**Required work**: Omit every picture, then give all the entries again exactly.

**Stored data**:
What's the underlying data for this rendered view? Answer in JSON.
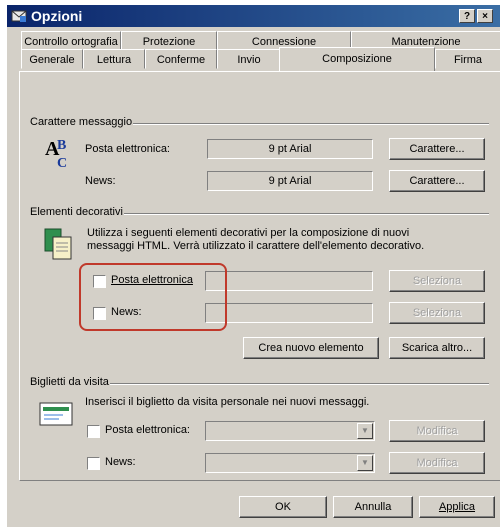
{
  "window": {
    "title": "Opzioni",
    "help_label": "?",
    "close_label": "×"
  },
  "tabs": {
    "back": [
      "Controllo ortografia",
      "Protezione",
      "Connessione",
      "Manutenzione"
    ],
    "front": [
      "Generale",
      "Lettura",
      "Conferme",
      "Invio",
      "Composizione",
      "Firma"
    ],
    "active": "Composizione"
  },
  "font_group": {
    "title": "Carattere messaggio",
    "email_label": "Posta elettronica:",
    "email_value": "9 pt Arial",
    "email_button": "Carattere...",
    "news_label": "News:",
    "news_value": "9 pt Arial",
    "news_button": "Carattere..."
  },
  "stationery_group": {
    "title": "Elementi decorativi",
    "description_line1": "Utilizza i seguenti elementi decorativi per la composizione di nuovi",
    "description_line2": "messaggi HTML. Verrà utilizzato il carattere dell'elemento decorativo.",
    "email_label": "Posta elettronica",
    "email_select": "Seleziona",
    "news_label": "News:",
    "news_select": "Seleziona",
    "create_button": "Crea nuovo elemento",
    "download_button": "Scarica altro..."
  },
  "vcard_group": {
    "title": "Biglietti da visita",
    "description": "Inserisci il biglietto da visita personale nei nuovi messaggi.",
    "email_label": "Posta elettronica:",
    "email_edit": "Modifica",
    "news_label": "News:",
    "news_edit": "Modifica"
  },
  "footer": {
    "ok": "OK",
    "cancel": "Annulla",
    "apply": "Applica"
  },
  "colors": {
    "titlebar": "#0a246a",
    "face": "#d4d0c8",
    "highlight_ring": "#c0392b"
  }
}
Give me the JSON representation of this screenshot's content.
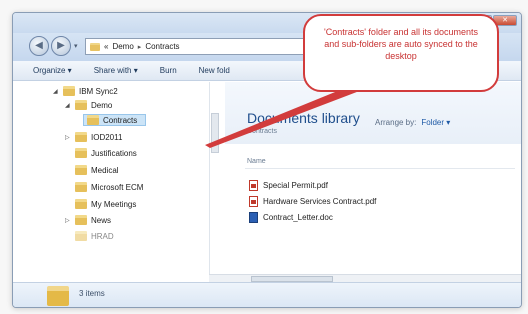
{
  "window": {
    "minimize_glyph": "–",
    "maximize_glyph": "□",
    "close_glyph": "✕"
  },
  "navigation": {
    "back_glyph": "◀",
    "forward_glyph": "▶",
    "dropdown_glyph": "▾",
    "address": {
      "prefix": "«",
      "segments": [
        "Demo",
        "Contracts"
      ],
      "separator": "▸"
    }
  },
  "toolbar": {
    "organize_label": "Organize ▾",
    "share_label": "Share with ▾",
    "burn_label": "Burn",
    "new_folder_label": "New fold"
  },
  "tree": {
    "items": [
      {
        "label": "IBM Sync2",
        "arrow": "◢",
        "icon": "folder-icon"
      },
      {
        "label": "Demo",
        "arrow": "◢",
        "icon": "folder-icon"
      },
      {
        "label": "Contracts",
        "arrow": "",
        "icon": "folder-icon",
        "selected": true
      },
      {
        "label": "IOD2011",
        "arrow": "▷",
        "icon": "folder-icon"
      },
      {
        "label": "Justifications",
        "arrow": "",
        "icon": "folder-icon"
      },
      {
        "label": "Medical",
        "arrow": "",
        "icon": "folder-icon"
      },
      {
        "label": "Microsoft ECM",
        "arrow": "",
        "icon": "folder-icon"
      },
      {
        "label": "My Meetings",
        "arrow": "",
        "icon": "folder-icon"
      },
      {
        "label": "News",
        "arrow": "▷",
        "icon": "folder-icon"
      },
      {
        "label": "HRAD",
        "arrow": "",
        "icon": "folder-icon"
      }
    ]
  },
  "library": {
    "title": "Documents library",
    "subtitle": "Contracts",
    "arrange_label": "Arrange by:",
    "arrange_value": "Folder ▾",
    "column_name": "Name"
  },
  "files": [
    {
      "name": "Special Permit.pdf",
      "icon": "pdf-icon"
    },
    {
      "name": "Hardware Services Contract.pdf",
      "icon": "pdf-icon"
    },
    {
      "name": "Contract_Letter.doc",
      "icon": "word-doc-icon"
    }
  ],
  "details": {
    "item_count": "3 items"
  },
  "callout": {
    "text": "'Contracts' folder and all its documents and sub-folders are auto synced to the desktop",
    "border_color": "#d23c3c",
    "text_color": "#c83232"
  },
  "colors": {
    "folder": "#e6c05b",
    "selection": "#cce4f7",
    "link": "#1f4e8c"
  }
}
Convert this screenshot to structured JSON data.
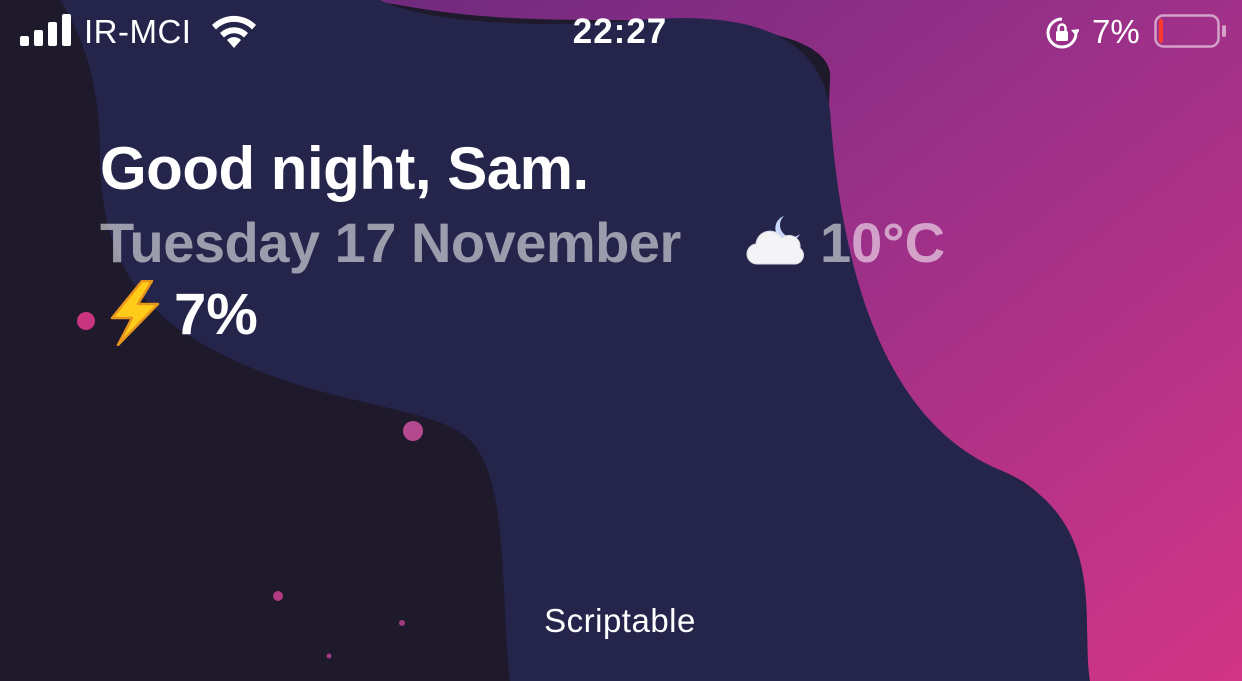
{
  "status_bar": {
    "carrier": "IR-MCI",
    "time": "22:27",
    "battery_percent": "7%",
    "battery_level": 0.07,
    "icons": [
      "signal-icon",
      "wifi-icon",
      "rotation-lock-icon",
      "battery-icon"
    ]
  },
  "widget": {
    "greeting": "Good night, Sam.",
    "date": "Tuesday 17 November",
    "weather_icon": "cloud-moon-icon",
    "temperature": "10°C",
    "battery_icon": "lightning-bolt-icon",
    "battery_value": "7%",
    "caption": "Scriptable"
  },
  "colors": {
    "dark_blob": "#1e1a2c",
    "navy_blob": "#25244b",
    "purple_top": "#7b2d83",
    "pink_bottom": "#cb3584",
    "dot_pink": "#c8347f",
    "battery_low": "#ff3b30"
  }
}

**Task solution**:
What's the underlying data for this rendered view? Answer in JSON.
{
  "window": {
    "title": "Opzioni",
    "help_label": "?",
    "close_label": "×"
  },
  "tabs": {
    "back": [
      "Controllo ortografia",
      "Protezione",
      "Connessione",
      "Manutenzione"
    ],
    "front": [
      "Generale",
      "Lettura",
      "Conferme",
      "Invio",
      "Composizione",
      "Firma"
    ],
    "active": "Composizione"
  },
  "font_group": {
    "title": "Carattere messaggio",
    "email_label": "Posta elettronica:",
    "email_value": "9 pt Arial",
    "email_button": "Carattere...",
    "news_label": "News:",
    "news_value": "9 pt Arial",
    "news_button": "Carattere..."
  },
  "stationery_group": {
    "title": "Elementi decorativi",
    "description_line1": "Utilizza i seguenti elementi decorativi per la composizione di nuovi",
    "description_line2": "messaggi HTML. Verrà utilizzato il carattere dell'elemento decorativo.",
    "email_label": "Posta elettronica",
    "email_select": "Seleziona",
    "news_label": "News:",
    "news_select": "Seleziona",
    "create_button": "Crea nuovo elemento",
    "download_button": "Scarica altro..."
  },
  "vcard_group": {
    "title": "Biglietti da visita",
    "description": "Inserisci il biglietto da visita personale nei nuovi messaggi.",
    "email_label": "Posta elettronica:",
    "email_edit": "Modifica",
    "news_label": "News:",
    "news_edit": "Modifica"
  },
  "footer": {
    "ok": "OK",
    "cancel": "Annulla",
    "apply": "Applica"
  },
  "colors": {
    "titlebar": "#0a246a",
    "face": "#d4d0c8",
    "highlight_ring": "#c0392b"
  }
}
Give me the JSON representation of this screenshot's content.
{
  "window": {
    "minimize_glyph": "–",
    "maximize_glyph": "□",
    "close_glyph": "✕"
  },
  "navigation": {
    "back_glyph": "◀",
    "forward_glyph": "▶",
    "dropdown_glyph": "▾",
    "address": {
      "prefix": "«",
      "segments": [
        "Demo",
        "Contracts"
      ],
      "separator": "▸"
    }
  },
  "toolbar": {
    "organize_label": "Organize ▾",
    "share_label": "Share with ▾",
    "burn_label": "Burn",
    "new_folder_label": "New fold"
  },
  "tree": {
    "items": [
      {
        "label": "IBM Sync2",
        "arrow": "◢",
        "icon": "folder-icon"
      },
      {
        "label": "Demo",
        "arrow": "◢",
        "icon": "folder-icon"
      },
      {
        "label": "Contracts",
        "arrow": "",
        "icon": "folder-icon",
        "selected": true
      },
      {
        "label": "IOD2011",
        "arrow": "▷",
        "icon": "folder-icon"
      },
      {
        "label": "Justifications",
        "arrow": "",
        "icon": "folder-icon"
      },
      {
        "label": "Medical",
        "arrow": "",
        "icon": "folder-icon"
      },
      {
        "label": "Microsoft ECM",
        "arrow": "",
        "icon": "folder-icon"
      },
      {
        "label": "My Meetings",
        "arrow": "",
        "icon": "folder-icon"
      },
      {
        "label": "News",
        "arrow": "▷",
        "icon": "folder-icon"
      },
      {
        "label": "HRAD",
        "arrow": "",
        "icon": "folder-icon"
      }
    ]
  },
  "library": {
    "title": "Documents library",
    "subtitle": "Contracts",
    "arrange_label": "Arrange by:",
    "arrange_value": "Folder ▾",
    "column_name": "Name"
  },
  "files": [
    {
      "name": "Special Permit.pdf",
      "icon": "pdf-icon"
    },
    {
      "name": "Hardware Services Contract.pdf",
      "icon": "pdf-icon"
    },
    {
      "name": "Contract_Letter.doc",
      "icon": "word-doc-icon"
    }
  ],
  "details": {
    "item_count": "3 items"
  },
  "callout": {
    "text": "'Contracts' folder and all its documents and sub-folders are auto synced to the desktop",
    "border_color": "#d23c3c",
    "text_color": "#c83232"
  },
  "colors": {
    "folder": "#e6c05b",
    "selection": "#cce4f7",
    "link": "#1f4e8c"
  }
}
Convert this screenshot to structured JSON data.
{
  "status_bar": {
    "carrier": "IR-MCI",
    "time": "22:27",
    "battery_percent": "7%",
    "battery_level": 0.07,
    "icons": [
      "signal-icon",
      "wifi-icon",
      "rotation-lock-icon",
      "battery-icon"
    ]
  },
  "widget": {
    "greeting": "Good night, Sam.",
    "date": "Tuesday 17 November",
    "weather_icon": "cloud-moon-icon",
    "temperature": "10°C",
    "battery_icon": "lightning-bolt-icon",
    "battery_value": "7%",
    "caption": "Scriptable"
  },
  "colors": {
    "dark_blob": "#1e1a2c",
    "navy_blob": "#25244b",
    "purple_top": "#7b2d83",
    "pink_bottom": "#cb3584",
    "dot_pink": "#c8347f",
    "battery_low": "#ff3b30"
  }
}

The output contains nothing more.